§ AIM 1: Reproduce the part of the good news page between "John Colter was" and "daughter, Helen (1887)", inclusive, substituting "black bear" for "grizzly bear".
§ AIM 2: According to the good news page, what is the tallest mountain in Wyoming?

>> begin DOCUMENT

Good News On This Day in History, March 3

130 years ago today, the Shoshone National Forest became the first federally-protected National Forest in the United States. The Congressional act protected 2.5 million Wyoming acres—a swath with mountains and river that President Theodore Roosevelt once visited, inside the Yellowstone Timberland Reserve.

Named after the Shoshone Indians and part of the Yellowstone Ecosystem, near the city of Cody, the National Forest runs atop the Beartooth and Absaroka Mountains—including the tallest mountain in Wyoming, Gannett Peak. The original Oregon Trail wagon route is south of here and allowed travelers to bypass the rugged mountains to the north.

John Colter was the first White man known to have visited the Forest and Yellowstone region—after being on the Lewis and Clark Expedition, but eagerly seeking permission to explore on his own this inspiring landscape. Colter survived a grizzly bear attack to later present Clark with valuable information on the region, which was published 30 years later. (1891)

– Featured photo by Ralph Maughan, CC license

MORE Good News on this Date:

  • Anne Sullivan arrived at the home of Capt. and Mrs. Arthur Keller to become the teacher of their blind and deaf 6-year-old daughter, Helen (1887)

>> end DOCUMENT
>> begin RECORD EXCERPTS

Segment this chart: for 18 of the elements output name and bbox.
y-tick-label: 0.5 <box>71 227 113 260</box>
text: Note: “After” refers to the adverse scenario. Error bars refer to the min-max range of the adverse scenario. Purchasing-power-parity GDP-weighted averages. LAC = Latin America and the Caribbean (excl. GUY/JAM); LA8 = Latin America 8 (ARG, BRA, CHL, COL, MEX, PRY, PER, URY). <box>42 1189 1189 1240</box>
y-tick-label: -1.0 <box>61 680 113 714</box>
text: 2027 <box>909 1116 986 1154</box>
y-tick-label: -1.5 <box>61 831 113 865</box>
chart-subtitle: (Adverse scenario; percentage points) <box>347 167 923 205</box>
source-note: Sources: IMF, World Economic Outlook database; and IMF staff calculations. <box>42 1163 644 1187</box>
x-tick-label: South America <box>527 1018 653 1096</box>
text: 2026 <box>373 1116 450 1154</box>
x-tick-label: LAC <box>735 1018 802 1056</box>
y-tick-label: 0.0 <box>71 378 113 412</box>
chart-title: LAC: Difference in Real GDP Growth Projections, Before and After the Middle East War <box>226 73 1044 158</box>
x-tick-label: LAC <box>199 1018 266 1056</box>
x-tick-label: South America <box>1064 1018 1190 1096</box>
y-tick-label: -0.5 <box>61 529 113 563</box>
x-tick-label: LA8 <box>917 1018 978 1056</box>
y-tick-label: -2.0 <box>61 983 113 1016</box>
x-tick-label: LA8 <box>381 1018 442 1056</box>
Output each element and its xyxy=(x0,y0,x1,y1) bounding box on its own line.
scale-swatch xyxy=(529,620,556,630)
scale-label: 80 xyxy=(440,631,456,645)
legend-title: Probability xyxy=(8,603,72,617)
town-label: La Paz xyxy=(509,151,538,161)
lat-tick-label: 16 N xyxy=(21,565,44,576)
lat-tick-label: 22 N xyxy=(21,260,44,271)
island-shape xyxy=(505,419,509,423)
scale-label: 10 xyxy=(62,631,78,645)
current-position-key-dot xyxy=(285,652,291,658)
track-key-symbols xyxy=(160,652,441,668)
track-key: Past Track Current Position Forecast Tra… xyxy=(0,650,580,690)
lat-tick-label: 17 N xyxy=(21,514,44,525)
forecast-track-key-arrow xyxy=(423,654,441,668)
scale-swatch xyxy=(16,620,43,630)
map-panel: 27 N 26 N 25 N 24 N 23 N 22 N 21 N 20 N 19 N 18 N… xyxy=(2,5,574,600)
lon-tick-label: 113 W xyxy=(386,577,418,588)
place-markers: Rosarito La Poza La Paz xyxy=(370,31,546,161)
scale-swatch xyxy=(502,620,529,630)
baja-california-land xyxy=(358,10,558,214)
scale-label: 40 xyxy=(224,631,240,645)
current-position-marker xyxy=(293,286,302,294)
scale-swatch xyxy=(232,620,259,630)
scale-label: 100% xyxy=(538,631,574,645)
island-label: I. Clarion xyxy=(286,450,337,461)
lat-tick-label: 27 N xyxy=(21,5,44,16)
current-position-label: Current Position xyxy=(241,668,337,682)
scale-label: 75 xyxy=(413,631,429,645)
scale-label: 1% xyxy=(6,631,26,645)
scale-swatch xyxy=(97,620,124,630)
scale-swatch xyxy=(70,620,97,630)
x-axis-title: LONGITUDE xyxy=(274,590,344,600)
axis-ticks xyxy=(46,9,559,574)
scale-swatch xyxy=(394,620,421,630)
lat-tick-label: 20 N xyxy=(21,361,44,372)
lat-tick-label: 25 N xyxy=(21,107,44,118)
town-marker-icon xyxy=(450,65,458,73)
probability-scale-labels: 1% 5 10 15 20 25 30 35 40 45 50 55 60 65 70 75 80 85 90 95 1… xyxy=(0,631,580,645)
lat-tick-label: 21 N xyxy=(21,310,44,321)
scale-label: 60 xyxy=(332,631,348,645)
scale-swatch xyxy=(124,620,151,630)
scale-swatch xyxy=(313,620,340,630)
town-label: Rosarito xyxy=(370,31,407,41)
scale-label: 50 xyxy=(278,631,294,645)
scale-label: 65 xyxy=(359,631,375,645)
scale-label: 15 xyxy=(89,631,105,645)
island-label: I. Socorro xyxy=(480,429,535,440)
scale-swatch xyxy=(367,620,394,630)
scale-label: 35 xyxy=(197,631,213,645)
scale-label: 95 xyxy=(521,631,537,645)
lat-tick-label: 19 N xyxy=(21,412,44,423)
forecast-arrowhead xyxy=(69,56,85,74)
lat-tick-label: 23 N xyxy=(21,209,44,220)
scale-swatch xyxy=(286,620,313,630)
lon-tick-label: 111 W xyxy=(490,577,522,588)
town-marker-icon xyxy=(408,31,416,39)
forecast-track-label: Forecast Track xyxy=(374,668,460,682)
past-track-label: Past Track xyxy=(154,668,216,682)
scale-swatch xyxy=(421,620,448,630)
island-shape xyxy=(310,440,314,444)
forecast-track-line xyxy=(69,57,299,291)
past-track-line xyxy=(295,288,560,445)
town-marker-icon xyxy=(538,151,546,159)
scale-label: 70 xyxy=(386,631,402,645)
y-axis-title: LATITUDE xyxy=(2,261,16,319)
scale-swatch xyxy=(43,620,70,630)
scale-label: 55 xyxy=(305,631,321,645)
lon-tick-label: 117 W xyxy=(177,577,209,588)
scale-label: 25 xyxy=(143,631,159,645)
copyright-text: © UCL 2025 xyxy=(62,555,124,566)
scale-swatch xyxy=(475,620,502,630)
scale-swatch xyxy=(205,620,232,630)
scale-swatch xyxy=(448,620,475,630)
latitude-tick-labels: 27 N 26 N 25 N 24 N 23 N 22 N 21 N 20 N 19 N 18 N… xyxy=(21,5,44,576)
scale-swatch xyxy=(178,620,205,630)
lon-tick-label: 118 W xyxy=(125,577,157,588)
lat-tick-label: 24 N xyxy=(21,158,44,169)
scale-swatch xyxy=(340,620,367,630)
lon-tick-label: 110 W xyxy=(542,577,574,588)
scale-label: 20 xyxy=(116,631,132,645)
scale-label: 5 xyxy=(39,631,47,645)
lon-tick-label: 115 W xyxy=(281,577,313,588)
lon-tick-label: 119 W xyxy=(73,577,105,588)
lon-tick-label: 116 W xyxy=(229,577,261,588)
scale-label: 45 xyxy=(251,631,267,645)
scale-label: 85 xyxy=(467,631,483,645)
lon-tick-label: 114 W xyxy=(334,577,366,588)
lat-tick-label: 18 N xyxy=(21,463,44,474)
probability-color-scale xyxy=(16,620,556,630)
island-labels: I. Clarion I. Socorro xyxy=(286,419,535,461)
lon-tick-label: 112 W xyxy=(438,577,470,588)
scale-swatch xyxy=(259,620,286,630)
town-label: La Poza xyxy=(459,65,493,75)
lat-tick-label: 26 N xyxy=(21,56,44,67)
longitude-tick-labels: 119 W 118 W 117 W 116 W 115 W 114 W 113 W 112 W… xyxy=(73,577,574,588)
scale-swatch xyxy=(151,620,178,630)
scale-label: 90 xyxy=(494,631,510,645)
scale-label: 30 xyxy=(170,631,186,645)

>> end RECORD EXCERPTS

§ EXERCISE RESPONSE 1:
John Colter was the first White man known to have visited the Forest and Yellowstone region—after being on the Lewis and Clark Expedition, but eagerly seeking permission to explore on his own this inspiring landscape. Colter survived a black bear attack to later present Clark with valuable information on the region, which was published 30 years later. (1891)

– Featured photo by Ralph Maughan, CC license

MORE Good News on this Date:

  • Anne Sullivan arrived at the home of Capt. and Mrs. Arthur Keller to become the teacher of their blind and deaf 6-year-old daughter, Helen (1887)

§ EXERCISE RESPONSE 2: Gannett Peak